■ Exercise goal ■
Report every line of the records that includes the word "median".

■ Given data ■
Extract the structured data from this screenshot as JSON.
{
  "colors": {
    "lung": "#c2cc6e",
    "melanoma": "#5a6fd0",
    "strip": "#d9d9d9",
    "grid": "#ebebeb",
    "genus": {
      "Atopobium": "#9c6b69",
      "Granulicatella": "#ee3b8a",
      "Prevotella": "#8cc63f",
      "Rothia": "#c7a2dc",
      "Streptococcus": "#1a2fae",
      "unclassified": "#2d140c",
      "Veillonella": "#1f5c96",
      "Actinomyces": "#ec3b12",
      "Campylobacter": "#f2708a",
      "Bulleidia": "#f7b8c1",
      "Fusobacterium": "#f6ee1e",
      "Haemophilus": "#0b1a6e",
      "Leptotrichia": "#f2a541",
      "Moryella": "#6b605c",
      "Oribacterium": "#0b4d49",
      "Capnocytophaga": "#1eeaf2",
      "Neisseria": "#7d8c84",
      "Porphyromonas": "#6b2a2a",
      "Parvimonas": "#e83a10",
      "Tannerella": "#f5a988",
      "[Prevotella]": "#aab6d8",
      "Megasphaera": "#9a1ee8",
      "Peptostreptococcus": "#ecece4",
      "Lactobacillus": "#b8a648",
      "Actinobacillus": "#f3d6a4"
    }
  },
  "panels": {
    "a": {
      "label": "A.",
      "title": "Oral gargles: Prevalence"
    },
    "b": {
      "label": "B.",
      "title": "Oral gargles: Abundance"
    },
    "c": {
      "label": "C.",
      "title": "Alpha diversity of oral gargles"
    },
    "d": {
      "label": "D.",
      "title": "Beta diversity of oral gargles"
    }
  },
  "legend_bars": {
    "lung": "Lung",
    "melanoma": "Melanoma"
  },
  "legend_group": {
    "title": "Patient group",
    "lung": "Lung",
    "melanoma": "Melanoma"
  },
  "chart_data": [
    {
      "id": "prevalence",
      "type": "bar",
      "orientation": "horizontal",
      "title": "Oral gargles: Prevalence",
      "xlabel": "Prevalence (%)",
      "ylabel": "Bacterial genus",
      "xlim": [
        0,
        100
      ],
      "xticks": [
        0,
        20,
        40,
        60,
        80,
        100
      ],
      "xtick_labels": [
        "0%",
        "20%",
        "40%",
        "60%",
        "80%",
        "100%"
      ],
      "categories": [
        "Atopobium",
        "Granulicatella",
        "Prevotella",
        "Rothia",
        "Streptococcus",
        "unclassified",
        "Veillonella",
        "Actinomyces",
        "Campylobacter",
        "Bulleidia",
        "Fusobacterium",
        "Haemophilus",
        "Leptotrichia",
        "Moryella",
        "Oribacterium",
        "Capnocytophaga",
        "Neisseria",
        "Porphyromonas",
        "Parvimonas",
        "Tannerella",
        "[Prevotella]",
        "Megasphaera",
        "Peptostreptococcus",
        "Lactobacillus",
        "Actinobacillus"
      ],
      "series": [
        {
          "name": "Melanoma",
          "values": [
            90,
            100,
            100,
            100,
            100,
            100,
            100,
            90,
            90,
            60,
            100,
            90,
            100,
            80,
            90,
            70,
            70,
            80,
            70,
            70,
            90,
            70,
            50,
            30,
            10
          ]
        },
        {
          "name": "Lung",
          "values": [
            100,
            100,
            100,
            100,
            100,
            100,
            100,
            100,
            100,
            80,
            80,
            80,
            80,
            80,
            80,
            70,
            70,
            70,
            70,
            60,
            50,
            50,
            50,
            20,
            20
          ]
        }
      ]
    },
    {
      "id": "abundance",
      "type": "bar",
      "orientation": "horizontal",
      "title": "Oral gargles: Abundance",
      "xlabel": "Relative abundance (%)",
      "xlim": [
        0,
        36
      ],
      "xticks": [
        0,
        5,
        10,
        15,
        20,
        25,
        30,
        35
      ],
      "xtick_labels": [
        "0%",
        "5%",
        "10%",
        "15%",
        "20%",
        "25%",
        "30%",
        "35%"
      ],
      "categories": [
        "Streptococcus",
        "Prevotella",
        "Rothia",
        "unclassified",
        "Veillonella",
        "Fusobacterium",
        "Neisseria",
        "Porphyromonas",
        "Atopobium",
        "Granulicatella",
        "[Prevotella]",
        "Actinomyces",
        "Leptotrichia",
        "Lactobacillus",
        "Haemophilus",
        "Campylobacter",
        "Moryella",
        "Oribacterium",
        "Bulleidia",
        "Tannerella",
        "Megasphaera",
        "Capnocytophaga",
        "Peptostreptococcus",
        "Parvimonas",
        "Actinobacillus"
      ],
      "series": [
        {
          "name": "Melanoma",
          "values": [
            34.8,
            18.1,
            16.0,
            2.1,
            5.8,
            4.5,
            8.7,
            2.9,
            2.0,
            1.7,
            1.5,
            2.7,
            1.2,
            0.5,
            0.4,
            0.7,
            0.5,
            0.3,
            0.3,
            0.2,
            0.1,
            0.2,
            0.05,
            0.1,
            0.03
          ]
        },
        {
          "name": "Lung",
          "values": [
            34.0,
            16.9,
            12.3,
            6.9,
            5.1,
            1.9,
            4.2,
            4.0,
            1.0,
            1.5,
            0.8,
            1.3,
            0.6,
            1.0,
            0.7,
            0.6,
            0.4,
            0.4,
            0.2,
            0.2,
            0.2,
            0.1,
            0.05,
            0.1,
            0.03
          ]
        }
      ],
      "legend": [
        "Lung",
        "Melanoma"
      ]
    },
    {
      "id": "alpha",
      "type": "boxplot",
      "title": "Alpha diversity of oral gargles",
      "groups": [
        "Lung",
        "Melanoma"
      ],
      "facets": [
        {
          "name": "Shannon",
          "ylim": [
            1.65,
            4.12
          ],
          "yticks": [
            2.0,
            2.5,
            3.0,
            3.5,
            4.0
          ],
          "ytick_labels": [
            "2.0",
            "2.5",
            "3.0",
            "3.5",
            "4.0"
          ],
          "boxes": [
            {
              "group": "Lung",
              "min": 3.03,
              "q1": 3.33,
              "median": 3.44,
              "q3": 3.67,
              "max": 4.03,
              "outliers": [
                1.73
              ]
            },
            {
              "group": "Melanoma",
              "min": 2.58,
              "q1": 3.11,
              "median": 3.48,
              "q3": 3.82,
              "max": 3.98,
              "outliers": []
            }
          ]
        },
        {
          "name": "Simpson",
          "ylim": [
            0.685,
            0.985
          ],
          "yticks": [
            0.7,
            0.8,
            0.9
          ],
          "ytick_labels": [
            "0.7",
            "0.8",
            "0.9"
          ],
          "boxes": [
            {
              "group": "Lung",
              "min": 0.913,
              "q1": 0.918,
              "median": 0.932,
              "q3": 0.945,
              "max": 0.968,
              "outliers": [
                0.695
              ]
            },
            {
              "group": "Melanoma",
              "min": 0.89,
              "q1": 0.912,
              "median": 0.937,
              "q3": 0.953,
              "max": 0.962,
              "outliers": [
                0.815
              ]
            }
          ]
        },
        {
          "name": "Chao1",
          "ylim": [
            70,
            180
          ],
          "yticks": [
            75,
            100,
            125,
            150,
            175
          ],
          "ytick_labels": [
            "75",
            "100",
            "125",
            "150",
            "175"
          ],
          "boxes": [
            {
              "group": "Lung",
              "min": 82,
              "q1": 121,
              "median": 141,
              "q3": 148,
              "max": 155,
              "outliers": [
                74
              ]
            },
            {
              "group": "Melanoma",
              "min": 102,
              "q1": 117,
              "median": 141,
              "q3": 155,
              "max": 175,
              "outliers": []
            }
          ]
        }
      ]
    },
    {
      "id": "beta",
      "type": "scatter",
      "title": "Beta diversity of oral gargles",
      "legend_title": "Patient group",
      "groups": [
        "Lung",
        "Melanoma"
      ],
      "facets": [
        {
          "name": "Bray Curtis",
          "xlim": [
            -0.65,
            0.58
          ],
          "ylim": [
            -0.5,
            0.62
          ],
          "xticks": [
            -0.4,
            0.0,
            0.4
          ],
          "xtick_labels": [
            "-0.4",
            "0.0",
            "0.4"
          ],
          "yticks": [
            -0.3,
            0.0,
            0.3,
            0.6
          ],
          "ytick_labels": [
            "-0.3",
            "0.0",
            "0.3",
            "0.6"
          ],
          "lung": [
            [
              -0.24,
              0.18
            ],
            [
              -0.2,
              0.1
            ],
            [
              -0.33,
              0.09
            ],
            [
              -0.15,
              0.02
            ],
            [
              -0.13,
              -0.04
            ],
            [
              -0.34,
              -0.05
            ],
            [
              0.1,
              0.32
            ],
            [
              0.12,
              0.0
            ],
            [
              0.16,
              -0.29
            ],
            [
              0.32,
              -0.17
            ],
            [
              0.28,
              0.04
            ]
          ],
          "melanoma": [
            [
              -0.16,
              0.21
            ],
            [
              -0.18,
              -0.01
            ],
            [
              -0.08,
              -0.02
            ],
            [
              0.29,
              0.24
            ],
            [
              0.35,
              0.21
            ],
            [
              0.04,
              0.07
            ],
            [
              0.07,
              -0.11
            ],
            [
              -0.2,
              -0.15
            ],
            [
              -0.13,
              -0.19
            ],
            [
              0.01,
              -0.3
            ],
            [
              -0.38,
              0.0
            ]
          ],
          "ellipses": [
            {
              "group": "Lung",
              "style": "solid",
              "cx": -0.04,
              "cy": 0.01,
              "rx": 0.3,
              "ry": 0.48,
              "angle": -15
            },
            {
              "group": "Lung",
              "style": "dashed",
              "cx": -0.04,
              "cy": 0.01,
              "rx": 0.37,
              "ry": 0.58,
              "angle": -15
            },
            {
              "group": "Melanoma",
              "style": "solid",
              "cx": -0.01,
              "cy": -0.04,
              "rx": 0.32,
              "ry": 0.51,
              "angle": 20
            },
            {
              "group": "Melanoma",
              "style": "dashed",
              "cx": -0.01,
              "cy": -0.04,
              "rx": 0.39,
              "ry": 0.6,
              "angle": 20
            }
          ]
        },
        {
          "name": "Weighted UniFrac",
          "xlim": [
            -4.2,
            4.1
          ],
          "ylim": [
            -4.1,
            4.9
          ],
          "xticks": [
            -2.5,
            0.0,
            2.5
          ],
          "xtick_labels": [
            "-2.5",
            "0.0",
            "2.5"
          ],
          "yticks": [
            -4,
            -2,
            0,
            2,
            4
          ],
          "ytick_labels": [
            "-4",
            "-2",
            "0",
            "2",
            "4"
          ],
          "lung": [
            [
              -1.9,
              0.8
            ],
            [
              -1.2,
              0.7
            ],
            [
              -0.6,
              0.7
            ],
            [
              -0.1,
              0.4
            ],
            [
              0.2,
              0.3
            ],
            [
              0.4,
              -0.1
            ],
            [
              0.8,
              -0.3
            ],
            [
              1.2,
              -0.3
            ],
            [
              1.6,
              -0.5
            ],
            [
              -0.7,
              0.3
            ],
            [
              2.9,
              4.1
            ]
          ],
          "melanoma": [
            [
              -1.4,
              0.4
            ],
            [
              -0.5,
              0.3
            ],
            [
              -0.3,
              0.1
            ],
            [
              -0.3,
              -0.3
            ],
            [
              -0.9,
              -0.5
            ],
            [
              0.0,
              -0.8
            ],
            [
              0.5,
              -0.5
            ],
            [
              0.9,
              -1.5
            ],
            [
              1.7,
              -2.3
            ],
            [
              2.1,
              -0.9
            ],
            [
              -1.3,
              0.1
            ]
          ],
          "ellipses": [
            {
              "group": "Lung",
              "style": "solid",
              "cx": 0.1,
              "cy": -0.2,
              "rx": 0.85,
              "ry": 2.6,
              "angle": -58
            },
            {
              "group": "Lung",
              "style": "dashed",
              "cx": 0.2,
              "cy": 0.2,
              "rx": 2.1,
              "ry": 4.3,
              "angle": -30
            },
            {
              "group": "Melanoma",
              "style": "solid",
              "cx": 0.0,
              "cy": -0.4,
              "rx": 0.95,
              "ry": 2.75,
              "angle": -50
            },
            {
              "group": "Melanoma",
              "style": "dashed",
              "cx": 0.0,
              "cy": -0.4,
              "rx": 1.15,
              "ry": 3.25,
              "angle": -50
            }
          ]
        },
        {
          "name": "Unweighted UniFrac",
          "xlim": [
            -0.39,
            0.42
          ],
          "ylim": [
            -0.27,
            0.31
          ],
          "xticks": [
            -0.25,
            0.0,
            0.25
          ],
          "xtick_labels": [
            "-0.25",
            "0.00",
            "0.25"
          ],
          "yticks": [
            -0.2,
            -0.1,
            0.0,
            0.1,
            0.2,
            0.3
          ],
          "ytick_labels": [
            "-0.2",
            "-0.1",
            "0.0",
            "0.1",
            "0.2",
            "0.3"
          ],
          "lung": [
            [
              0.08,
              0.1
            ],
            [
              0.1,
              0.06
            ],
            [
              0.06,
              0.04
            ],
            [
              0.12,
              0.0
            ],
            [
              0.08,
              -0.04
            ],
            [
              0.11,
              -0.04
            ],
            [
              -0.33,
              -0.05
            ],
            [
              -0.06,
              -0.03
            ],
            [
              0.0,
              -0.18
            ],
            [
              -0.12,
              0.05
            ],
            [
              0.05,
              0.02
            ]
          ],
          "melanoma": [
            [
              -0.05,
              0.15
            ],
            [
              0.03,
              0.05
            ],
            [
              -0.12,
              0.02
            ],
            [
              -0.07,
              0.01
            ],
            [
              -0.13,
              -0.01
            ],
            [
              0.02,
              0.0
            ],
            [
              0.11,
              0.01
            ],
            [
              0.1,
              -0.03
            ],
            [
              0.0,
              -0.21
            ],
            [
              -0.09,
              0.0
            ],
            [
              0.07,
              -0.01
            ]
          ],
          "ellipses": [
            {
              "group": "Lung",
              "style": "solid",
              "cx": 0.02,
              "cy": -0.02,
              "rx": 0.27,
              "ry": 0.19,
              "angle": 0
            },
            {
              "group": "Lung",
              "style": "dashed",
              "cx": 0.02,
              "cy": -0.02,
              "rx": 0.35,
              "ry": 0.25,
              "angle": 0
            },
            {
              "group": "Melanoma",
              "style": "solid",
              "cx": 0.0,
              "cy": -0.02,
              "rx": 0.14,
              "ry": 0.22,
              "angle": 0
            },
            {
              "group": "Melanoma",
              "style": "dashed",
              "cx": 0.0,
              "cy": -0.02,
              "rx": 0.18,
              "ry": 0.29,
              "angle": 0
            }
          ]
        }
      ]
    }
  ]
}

■ Exercise response ■
              "median": 3.44,
              "median": 3.48,
              "median": 0.932,
              "median": 0.937,
              "median": 141,
              "median": 141,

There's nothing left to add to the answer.